__TASK INSTRUCTIONS__: Extract, from the listing that follows, each line containing the word "outfit".

+++

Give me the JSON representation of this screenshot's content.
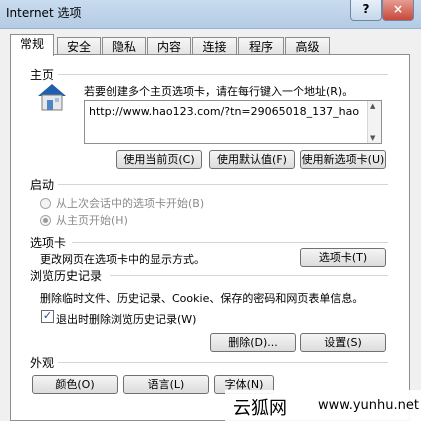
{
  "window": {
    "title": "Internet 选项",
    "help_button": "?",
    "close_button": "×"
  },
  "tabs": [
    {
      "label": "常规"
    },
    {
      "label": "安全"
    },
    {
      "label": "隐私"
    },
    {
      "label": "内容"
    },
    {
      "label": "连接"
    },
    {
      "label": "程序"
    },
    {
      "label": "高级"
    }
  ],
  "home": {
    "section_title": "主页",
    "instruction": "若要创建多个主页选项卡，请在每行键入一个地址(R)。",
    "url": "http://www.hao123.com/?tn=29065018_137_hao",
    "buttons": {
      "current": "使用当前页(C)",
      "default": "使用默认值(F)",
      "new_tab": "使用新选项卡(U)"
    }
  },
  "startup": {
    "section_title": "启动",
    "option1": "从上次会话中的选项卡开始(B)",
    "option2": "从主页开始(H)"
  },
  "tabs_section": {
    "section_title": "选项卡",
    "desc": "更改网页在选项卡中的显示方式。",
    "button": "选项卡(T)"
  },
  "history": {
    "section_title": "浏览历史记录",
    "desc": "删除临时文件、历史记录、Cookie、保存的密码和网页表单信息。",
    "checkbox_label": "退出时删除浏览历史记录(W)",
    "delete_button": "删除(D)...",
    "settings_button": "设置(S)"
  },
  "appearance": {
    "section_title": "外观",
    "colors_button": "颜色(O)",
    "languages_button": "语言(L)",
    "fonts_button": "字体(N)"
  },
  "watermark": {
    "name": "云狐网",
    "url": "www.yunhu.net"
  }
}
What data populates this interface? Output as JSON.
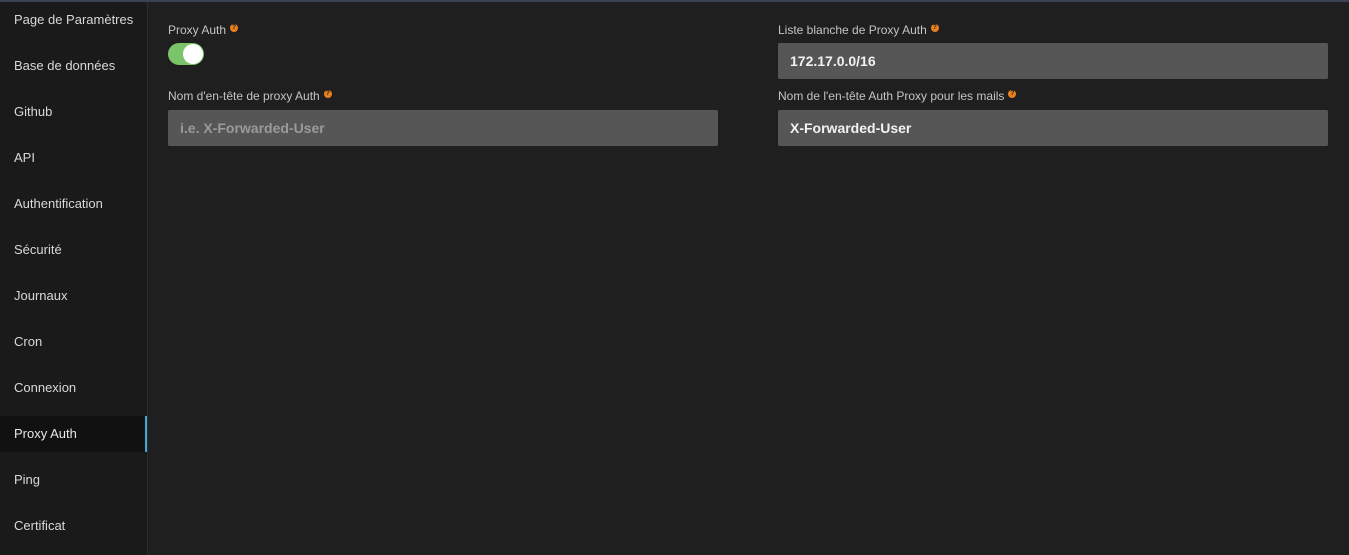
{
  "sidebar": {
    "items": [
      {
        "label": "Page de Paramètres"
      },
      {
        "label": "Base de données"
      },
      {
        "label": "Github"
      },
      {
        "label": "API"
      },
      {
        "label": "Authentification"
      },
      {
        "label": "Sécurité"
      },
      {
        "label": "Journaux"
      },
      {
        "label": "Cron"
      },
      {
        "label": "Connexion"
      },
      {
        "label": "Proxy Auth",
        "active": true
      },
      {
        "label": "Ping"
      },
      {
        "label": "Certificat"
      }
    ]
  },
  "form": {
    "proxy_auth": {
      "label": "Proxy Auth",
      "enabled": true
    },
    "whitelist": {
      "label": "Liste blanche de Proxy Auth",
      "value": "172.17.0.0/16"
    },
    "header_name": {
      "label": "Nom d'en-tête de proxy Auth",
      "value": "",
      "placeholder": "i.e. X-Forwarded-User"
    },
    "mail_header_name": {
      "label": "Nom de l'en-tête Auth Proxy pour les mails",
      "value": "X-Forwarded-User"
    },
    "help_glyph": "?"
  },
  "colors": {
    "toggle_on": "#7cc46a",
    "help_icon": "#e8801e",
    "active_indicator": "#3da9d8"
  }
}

+++

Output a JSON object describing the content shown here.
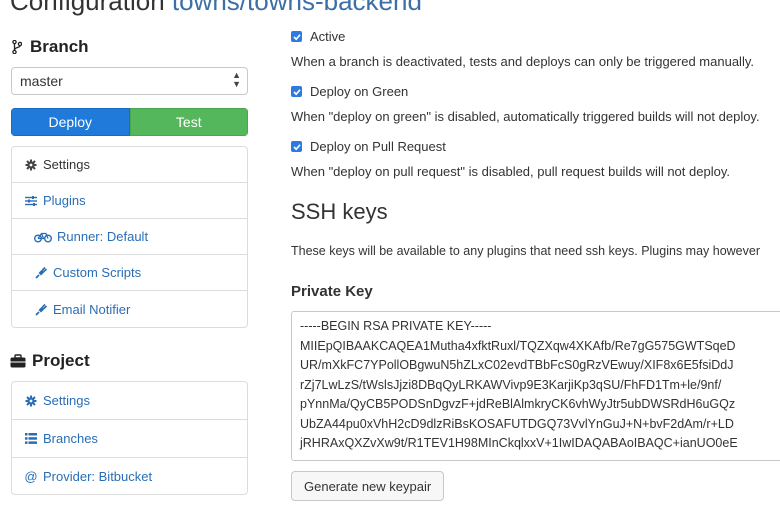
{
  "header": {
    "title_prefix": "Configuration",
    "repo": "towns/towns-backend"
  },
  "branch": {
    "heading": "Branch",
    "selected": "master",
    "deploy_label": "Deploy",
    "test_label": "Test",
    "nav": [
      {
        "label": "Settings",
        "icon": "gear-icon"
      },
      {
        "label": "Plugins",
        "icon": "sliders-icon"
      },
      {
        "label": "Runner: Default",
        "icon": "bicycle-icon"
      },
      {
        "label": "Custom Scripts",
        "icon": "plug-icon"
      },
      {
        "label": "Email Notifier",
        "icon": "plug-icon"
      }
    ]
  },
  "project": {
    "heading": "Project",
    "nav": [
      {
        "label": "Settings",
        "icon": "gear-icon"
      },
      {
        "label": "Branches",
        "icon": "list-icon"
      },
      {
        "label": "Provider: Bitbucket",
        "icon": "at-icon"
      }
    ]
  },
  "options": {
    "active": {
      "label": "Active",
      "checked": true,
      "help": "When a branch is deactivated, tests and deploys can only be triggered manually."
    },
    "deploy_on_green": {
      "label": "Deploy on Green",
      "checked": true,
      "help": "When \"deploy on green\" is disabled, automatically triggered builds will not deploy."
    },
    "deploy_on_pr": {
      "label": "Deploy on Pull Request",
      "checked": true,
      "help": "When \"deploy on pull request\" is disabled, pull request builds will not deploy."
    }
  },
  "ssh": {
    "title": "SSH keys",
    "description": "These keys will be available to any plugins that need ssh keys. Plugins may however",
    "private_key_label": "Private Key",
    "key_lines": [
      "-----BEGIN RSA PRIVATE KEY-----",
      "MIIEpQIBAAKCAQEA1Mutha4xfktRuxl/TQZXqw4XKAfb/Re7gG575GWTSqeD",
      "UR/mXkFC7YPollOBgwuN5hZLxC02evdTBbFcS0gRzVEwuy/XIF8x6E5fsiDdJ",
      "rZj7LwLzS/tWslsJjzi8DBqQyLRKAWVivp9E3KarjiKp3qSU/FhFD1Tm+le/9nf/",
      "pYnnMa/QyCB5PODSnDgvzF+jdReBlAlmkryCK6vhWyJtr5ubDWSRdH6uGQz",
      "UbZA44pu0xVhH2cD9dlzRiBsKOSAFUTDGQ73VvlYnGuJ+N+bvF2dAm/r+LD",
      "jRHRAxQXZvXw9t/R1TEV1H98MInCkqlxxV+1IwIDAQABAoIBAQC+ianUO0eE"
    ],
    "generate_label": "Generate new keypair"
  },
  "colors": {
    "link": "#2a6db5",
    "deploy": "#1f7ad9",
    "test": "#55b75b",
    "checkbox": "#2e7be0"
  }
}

+++

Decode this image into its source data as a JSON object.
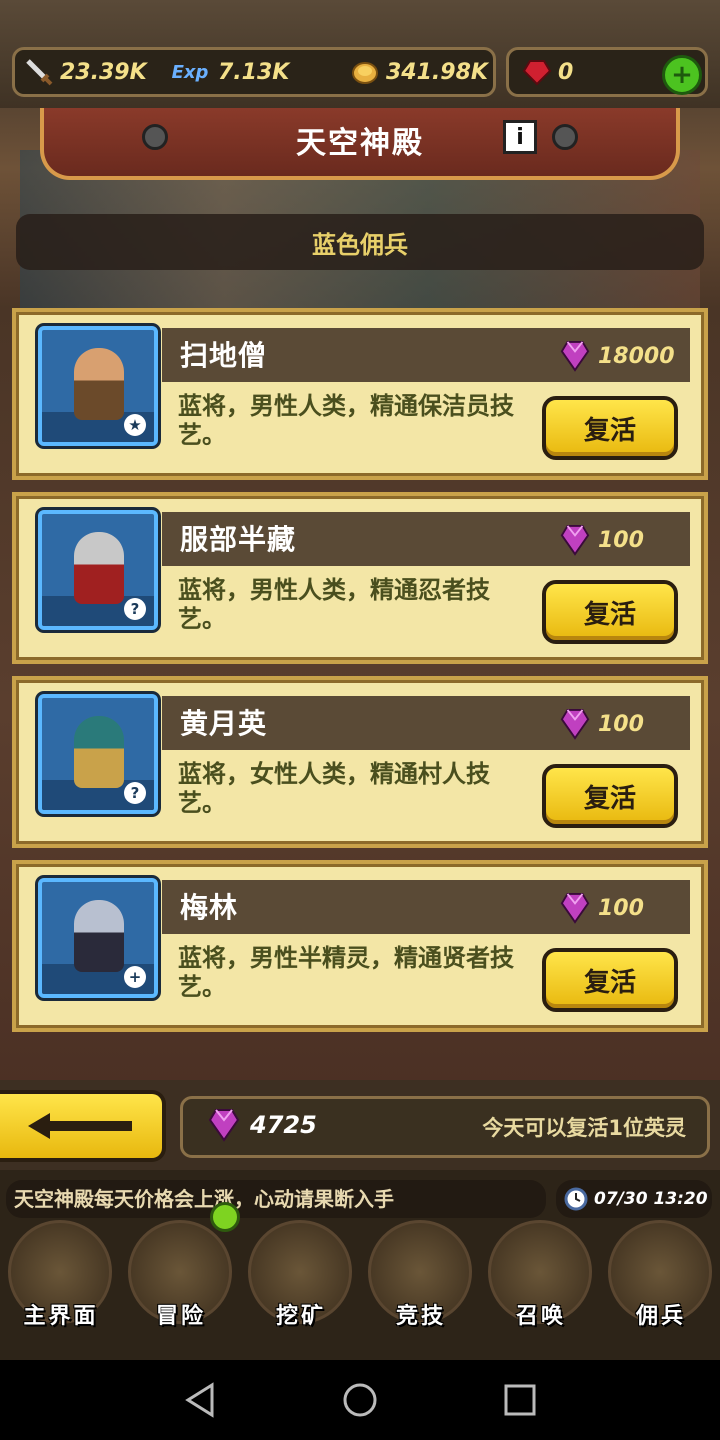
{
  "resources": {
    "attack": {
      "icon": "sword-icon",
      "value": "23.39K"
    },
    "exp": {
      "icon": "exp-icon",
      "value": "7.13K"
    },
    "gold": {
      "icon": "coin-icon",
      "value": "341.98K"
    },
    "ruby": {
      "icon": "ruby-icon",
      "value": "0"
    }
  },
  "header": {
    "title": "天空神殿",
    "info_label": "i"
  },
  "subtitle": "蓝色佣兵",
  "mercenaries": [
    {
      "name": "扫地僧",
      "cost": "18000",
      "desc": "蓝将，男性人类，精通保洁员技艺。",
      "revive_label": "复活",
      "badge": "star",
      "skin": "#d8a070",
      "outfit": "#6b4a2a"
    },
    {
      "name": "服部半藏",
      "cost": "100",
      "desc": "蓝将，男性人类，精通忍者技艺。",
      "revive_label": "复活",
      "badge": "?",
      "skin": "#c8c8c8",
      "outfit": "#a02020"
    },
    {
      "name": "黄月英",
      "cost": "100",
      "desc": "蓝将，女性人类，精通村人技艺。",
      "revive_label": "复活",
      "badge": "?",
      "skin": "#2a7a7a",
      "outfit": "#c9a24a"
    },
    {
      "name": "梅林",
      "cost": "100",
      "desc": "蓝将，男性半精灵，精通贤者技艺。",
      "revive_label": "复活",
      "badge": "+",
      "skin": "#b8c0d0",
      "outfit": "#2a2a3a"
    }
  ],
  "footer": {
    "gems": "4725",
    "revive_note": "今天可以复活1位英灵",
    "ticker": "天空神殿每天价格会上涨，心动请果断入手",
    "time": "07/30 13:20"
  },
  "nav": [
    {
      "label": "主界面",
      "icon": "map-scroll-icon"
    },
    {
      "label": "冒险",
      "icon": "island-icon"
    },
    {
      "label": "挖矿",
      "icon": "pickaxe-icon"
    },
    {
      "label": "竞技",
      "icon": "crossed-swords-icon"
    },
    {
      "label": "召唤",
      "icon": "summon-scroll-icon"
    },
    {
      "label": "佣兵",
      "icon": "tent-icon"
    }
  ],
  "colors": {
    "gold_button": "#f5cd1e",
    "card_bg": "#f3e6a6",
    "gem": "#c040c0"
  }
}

+++

__THE REPLY__:
      "outfit": "#6b4a2a"
      "outfit": "#a02020"
      "outfit": "#c9a24a"
      "outfit": "#2a2a3a"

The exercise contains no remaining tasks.